## Exercise brief
Check every line below for the string "lights", and copy the lines that contain it.

(Stored items from a collection)
• • •

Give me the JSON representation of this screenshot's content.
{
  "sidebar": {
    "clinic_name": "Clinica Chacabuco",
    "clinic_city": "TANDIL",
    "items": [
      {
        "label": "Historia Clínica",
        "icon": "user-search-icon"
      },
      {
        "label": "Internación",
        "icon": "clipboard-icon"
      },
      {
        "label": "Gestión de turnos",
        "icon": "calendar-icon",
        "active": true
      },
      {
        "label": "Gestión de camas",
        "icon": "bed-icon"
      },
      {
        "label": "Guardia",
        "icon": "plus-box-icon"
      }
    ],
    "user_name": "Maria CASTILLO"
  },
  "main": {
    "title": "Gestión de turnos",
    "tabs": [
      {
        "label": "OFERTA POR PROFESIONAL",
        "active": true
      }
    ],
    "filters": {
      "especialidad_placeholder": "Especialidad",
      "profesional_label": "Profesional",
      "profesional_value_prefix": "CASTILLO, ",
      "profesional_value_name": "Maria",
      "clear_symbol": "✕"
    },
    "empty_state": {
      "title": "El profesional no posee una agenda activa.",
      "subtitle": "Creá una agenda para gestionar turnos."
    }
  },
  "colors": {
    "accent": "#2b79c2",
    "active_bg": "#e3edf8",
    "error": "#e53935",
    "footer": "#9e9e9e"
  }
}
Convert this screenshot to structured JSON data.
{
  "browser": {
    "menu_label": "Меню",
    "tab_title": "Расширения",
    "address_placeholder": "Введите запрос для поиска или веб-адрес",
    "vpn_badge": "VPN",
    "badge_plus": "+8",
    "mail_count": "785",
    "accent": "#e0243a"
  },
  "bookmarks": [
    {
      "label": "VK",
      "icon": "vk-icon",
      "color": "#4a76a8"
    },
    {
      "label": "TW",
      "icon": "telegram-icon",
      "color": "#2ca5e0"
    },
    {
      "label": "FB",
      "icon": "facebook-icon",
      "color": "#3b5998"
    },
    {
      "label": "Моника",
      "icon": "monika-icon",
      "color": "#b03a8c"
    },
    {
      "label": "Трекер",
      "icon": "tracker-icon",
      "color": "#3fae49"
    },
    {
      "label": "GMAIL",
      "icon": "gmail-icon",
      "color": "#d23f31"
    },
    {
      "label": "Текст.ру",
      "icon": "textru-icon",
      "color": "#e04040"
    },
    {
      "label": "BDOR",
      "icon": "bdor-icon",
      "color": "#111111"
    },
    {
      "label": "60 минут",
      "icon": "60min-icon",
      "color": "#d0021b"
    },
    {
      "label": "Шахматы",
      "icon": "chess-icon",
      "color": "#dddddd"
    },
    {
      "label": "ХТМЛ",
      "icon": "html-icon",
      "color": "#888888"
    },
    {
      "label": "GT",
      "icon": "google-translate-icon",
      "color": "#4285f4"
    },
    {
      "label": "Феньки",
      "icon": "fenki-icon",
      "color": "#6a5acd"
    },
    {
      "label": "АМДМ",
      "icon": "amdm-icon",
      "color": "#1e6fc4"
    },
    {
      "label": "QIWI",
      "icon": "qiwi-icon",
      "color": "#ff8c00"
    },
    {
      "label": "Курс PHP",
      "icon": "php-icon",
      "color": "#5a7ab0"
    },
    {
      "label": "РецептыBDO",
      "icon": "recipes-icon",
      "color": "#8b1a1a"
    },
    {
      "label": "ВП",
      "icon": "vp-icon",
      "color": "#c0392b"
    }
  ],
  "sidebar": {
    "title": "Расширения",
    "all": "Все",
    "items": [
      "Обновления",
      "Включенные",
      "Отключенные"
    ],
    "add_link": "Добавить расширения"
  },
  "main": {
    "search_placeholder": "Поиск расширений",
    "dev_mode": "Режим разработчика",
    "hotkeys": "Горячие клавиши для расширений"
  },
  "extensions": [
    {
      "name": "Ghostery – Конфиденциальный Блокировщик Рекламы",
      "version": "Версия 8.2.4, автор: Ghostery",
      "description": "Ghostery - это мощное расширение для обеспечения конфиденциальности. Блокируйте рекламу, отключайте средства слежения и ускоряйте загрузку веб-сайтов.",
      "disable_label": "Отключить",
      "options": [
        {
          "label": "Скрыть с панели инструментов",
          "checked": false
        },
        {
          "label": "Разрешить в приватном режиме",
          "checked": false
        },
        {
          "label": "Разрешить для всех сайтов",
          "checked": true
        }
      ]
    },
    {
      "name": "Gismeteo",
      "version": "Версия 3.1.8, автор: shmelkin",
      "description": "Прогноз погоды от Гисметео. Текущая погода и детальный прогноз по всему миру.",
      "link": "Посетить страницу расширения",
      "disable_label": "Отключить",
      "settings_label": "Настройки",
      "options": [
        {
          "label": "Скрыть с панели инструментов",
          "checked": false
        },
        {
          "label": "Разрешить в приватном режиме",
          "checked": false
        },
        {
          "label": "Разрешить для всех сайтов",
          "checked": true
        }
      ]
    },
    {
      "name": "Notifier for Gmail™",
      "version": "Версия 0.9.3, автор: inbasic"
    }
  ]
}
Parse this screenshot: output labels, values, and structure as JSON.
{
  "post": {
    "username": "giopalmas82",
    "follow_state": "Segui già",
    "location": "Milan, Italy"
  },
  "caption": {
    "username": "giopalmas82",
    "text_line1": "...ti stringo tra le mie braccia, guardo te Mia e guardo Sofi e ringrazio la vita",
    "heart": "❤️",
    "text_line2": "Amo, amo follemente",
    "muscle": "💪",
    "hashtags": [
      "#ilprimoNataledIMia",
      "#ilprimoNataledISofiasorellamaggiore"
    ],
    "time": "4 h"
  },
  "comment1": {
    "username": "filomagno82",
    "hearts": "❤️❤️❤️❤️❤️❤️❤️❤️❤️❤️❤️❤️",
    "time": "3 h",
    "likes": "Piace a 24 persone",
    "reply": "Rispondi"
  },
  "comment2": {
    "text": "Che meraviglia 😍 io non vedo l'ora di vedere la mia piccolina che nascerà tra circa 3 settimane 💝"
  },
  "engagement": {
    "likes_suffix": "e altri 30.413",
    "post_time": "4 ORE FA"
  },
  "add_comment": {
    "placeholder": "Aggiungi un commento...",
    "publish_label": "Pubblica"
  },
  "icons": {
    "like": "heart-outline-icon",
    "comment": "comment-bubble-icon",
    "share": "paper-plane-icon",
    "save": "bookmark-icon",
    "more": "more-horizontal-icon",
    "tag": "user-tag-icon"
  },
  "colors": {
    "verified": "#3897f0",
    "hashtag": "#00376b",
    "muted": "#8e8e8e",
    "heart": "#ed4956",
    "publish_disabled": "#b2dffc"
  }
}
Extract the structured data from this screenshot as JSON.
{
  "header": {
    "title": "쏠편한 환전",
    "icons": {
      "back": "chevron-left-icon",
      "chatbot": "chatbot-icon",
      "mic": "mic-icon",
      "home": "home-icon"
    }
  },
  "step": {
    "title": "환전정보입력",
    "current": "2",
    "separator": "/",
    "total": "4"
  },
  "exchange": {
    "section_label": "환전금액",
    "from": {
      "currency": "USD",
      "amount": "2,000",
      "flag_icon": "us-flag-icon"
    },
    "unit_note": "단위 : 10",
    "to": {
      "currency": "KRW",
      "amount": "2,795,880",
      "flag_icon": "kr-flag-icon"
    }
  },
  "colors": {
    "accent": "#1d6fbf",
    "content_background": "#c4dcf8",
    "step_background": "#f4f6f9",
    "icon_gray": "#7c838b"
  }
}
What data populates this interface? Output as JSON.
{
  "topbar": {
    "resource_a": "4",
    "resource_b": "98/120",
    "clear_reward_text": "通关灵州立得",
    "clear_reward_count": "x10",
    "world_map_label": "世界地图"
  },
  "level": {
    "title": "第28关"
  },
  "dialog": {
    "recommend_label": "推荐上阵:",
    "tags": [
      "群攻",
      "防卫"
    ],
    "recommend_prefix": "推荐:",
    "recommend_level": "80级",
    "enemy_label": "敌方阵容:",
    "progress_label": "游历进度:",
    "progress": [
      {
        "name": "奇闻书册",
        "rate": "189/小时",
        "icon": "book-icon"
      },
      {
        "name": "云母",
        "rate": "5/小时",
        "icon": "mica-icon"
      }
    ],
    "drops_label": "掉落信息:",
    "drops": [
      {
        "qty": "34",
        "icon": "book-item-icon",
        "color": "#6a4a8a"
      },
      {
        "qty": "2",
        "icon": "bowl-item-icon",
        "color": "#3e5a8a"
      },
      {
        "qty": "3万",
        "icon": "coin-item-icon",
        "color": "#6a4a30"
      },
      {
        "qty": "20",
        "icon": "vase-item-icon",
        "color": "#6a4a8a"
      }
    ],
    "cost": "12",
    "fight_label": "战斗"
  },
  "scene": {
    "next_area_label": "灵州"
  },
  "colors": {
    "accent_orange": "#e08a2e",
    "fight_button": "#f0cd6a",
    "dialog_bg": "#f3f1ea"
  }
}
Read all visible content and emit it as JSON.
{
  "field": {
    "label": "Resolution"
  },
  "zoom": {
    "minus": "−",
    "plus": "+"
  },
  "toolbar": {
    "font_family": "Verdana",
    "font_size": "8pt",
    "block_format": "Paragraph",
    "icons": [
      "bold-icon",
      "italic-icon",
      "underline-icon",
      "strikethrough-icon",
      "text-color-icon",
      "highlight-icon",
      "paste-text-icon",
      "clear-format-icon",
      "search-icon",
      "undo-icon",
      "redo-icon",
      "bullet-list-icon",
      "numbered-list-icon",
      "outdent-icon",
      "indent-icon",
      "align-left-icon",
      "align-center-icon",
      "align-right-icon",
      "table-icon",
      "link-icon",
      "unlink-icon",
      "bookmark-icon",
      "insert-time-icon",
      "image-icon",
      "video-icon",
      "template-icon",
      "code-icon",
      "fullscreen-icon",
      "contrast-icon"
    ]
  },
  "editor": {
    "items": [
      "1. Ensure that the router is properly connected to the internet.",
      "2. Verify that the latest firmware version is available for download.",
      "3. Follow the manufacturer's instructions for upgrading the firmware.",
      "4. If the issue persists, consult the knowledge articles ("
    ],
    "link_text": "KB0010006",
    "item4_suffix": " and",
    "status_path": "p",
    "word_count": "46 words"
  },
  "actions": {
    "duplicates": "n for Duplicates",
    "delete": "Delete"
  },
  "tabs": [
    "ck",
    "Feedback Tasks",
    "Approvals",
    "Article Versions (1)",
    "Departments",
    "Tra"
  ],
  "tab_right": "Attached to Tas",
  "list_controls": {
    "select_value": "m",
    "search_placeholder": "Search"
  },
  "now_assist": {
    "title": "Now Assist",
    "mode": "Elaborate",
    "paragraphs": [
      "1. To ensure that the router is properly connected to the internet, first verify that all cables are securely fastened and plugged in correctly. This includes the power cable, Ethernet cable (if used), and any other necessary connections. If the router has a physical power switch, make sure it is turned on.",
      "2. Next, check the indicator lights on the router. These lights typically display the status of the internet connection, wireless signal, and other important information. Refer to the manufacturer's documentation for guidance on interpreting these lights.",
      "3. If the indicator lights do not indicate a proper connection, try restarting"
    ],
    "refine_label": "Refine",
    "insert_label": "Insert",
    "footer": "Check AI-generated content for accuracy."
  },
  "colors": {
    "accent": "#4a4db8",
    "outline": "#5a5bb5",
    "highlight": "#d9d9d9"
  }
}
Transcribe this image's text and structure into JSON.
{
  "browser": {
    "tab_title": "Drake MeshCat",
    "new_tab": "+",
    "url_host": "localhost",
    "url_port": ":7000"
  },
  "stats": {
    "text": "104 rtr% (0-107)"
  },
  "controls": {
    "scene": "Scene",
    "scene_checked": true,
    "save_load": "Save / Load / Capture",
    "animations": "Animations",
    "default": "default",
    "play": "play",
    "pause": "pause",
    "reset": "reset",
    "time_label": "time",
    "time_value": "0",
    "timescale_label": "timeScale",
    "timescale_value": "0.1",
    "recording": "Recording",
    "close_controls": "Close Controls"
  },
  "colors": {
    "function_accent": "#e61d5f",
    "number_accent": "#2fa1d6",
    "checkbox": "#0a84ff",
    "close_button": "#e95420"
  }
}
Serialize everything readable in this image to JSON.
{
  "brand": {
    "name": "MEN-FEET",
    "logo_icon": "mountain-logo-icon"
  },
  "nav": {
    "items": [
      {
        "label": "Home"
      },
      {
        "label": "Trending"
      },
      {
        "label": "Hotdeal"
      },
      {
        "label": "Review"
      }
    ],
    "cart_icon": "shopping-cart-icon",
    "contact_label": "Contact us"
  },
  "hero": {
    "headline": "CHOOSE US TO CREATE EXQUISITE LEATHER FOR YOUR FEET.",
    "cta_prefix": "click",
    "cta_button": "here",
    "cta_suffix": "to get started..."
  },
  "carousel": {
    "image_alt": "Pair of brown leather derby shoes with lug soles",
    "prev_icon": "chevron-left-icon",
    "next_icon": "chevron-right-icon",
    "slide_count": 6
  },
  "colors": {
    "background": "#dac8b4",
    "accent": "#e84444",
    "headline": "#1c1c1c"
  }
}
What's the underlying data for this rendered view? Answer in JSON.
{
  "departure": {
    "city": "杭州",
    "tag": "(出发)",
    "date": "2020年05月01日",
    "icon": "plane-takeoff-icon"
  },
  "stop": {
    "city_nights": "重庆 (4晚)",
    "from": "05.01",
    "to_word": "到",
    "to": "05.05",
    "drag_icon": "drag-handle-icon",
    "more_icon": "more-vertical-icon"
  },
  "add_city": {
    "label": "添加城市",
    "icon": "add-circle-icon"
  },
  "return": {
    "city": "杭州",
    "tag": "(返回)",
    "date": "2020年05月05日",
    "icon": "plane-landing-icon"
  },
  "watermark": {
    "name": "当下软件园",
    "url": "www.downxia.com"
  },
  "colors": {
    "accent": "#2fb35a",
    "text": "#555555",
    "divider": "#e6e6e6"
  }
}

• • •

## Task output
      "2. Next, check the indicator lights on the router. These lights typically display the status of the internet connection, wireless signal, and other important information. Refer to the manufacturer's documentation for guidance on interpreting these lights.",
      "3. If the indicator lights do not indicate a proper connection, try restarting"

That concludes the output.